**Work to be completed**.
Write the material out again exactly as it stands.

Structured figure records:
[Start]

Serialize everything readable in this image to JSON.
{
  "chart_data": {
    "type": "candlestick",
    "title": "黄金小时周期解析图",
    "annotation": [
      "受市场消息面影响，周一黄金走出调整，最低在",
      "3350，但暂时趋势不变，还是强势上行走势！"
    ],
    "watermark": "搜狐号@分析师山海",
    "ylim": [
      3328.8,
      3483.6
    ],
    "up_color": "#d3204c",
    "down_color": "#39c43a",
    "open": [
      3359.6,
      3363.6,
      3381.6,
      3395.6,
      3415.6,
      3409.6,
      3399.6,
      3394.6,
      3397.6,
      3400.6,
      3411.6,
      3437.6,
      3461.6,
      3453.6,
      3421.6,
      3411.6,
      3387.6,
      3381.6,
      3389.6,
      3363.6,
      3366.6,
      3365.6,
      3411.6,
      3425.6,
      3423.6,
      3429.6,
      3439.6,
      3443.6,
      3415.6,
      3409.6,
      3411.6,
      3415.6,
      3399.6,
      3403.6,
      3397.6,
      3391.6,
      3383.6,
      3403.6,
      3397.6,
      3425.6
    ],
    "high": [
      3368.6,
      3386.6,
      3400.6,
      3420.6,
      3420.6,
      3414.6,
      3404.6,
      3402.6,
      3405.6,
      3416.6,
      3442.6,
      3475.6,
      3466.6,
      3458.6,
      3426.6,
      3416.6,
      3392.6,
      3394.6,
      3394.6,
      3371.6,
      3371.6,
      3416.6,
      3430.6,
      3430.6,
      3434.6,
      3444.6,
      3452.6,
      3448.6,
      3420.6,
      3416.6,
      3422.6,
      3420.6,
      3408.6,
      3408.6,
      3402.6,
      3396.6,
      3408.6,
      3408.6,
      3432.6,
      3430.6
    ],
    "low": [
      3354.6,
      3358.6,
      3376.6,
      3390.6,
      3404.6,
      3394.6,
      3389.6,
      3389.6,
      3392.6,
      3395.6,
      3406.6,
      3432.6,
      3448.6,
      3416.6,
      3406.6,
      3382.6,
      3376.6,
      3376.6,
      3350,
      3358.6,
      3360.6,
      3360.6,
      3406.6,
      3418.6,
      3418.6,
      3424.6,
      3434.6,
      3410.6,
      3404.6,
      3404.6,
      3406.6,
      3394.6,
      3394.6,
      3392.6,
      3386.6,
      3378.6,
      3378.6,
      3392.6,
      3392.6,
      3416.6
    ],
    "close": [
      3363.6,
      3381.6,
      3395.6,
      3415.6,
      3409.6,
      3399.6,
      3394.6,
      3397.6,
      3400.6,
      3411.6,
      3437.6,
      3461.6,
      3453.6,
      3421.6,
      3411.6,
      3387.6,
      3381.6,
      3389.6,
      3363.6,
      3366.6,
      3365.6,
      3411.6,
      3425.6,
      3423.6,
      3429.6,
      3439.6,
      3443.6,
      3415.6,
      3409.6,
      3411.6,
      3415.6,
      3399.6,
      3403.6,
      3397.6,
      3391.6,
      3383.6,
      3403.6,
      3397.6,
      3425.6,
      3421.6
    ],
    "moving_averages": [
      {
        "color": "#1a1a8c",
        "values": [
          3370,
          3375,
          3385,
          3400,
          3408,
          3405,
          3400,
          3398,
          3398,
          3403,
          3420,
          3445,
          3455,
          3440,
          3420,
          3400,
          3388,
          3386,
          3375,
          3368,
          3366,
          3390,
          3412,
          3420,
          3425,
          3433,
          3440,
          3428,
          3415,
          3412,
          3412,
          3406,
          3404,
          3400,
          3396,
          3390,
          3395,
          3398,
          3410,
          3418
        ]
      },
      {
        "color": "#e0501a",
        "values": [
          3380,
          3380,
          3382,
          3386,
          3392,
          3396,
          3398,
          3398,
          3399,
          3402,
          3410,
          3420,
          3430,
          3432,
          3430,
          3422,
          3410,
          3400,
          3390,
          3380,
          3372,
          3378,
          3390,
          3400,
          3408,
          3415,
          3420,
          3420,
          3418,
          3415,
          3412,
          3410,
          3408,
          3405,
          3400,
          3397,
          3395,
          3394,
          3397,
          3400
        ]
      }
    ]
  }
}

[End]

**Problem solution**.
Serialize everything readable in this image to JSON.
{
  "chart_data": {
    "type": "candlestick",
    "title": "黄金小时周期解析图",
    "annotation": [
      "受市场消息面影响，周一黄金走出调整，最低在",
      "3350，但暂时趋势不变，还是强势上行走势！"
    ],
    "watermark": "搜狐号@分析师山海",
    "ylim": [
      3328.8,
      3483.6
    ],
    "up_color": "#d3204c",
    "down_color": "#39c43a",
    "open": [
      3359.6,
      3363.6,
      3381.6,
      3395.6,
      3415.6,
      3409.6,
      3399.6,
      3394.6,
      3397.6,
      3400.6,
      3411.6,
      3437.6,
      3461.6,
      3453.6,
      3421.6,
      3411.6,
      3387.6,
      3381.6,
      3389.6,
      3363.6,
      3366.6,
      3365.6,
      3411.6,
      3425.6,
      3423.6,
      3429.6,
      3439.6,
      3443.6,
      3415.6,
      3409.6,
      3411.6,
      3415.6,
      3399.6,
      3403.6,
      3397.6,
      3391.6,
      3383.6,
      3403.6,
      3397.6,
      3425.6
    ],
    "high": [
      3368.6,
      3386.6,
      3400.6,
      3420.6,
      3420.6,
      3414.6,
      3404.6,
      3402.6,
      3405.6,
      3416.6,
      3442.6,
      3475.6,
      3466.6,
      3458.6,
      3426.6,
      3416.6,
      3392.6,
      3394.6,
      3394.6,
      3371.6,
      3371.6,
      3416.6,
      3430.6,
      3430.6,
      3434.6,
      3444.6,
      3452.6,
      3448.6,
      3420.6,
      3416.6,
      3422.6,
      3420.6,
      3408.6,
      3408.6,
      3402.6,
      3396.6,
      3408.6,
      3408.6,
      3432.6,
      3430.6
    ],
    "low": [
      3354.6,
      3358.6,
      3376.6,
      3390.6,
      3404.6,
      3394.6,
      3389.6,
      3389.6,
      3392.6,
      3395.6,
      3406.6,
      3432.6,
      3448.6,
      3416.6,
      3406.6,
      3382.6,
      3376.6,
      3376.6,
      3350,
      3358.6,
      3360.6,
      3360.6,
      3406.6,
      3418.6,
      3418.6,
      3424.6,
      3434.6,
      3410.6,
      3404.6,
      3404.6,
      3406.6,
      3394.6,
      3394.6,
      3392.6,
      3386.6,
      3378.6,
      3378.6,
      3392.6,
      3392.6,
      3416.6
    ],
    "close": [
      3363.6,
      3381.6,
      3395.6,
      3415.6,
      3409.6,
      3399.6,
      3394.6,
      3397.6,
      3400.6,
      3411.6,
      3437.6,
      3461.6,
      3453.6,
      3421.6,
      3411.6,
      3387.6,
      3381.6,
      3389.6,
      3363.6,
      3366.6,
      3365.6,
      3411.6,
      3425.6,
      3423.6,
      3429.6,
      3439.6,
      3443.6,
      3415.6,
      3409.6,
      3411.6,
      3415.6,
      3399.6,
      3403.6,
      3397.6,
      3391.6,
      3383.6,
      3403.6,
      3397.6,
      3425.6,
      3421.6
    ],
    "moving_averages": [
      {
        "color": "#1a1a8c",
        "values": [
          3370,
          3375,
          3385,
          3400,
          3408,
          3405,
          3400,
          3398,
          3398,
          3403,
          3420,
          3445,
          3455,
          3440,
          3420,
          3400,
          3388,
          3386,
          3375,
          3368,
          3366,
          3390,
          3412,
          3420,
          3425,
          3433,
          3440,
          3428,
          3415,
          3412,
          3412,
          3406,
          3404,
          3400,
          3396,
          3390,
          3395,
          3398,
          3410,
          3418
        ]
      },
      {
        "color": "#e0501a",
        "values": [
          3380,
          3380,
          3382,
          3386,
          3392,
          3396,
          3398,
          3398,
          3399,
          3402,
          3410,
          3420,
          3430,
          3432,
          3430,
          3422,
          3410,
          3400,
          3390,
          3380,
          3372,
          3378,
          3390,
          3400,
          3408,
          3415,
          3420,
          3420,
          3418,
          3415,
          3412,
          3410,
          3408,
          3405,
          3400,
          3397,
          3395,
          3394,
          3397,
          3400
        ]
      }
    ]
  }
}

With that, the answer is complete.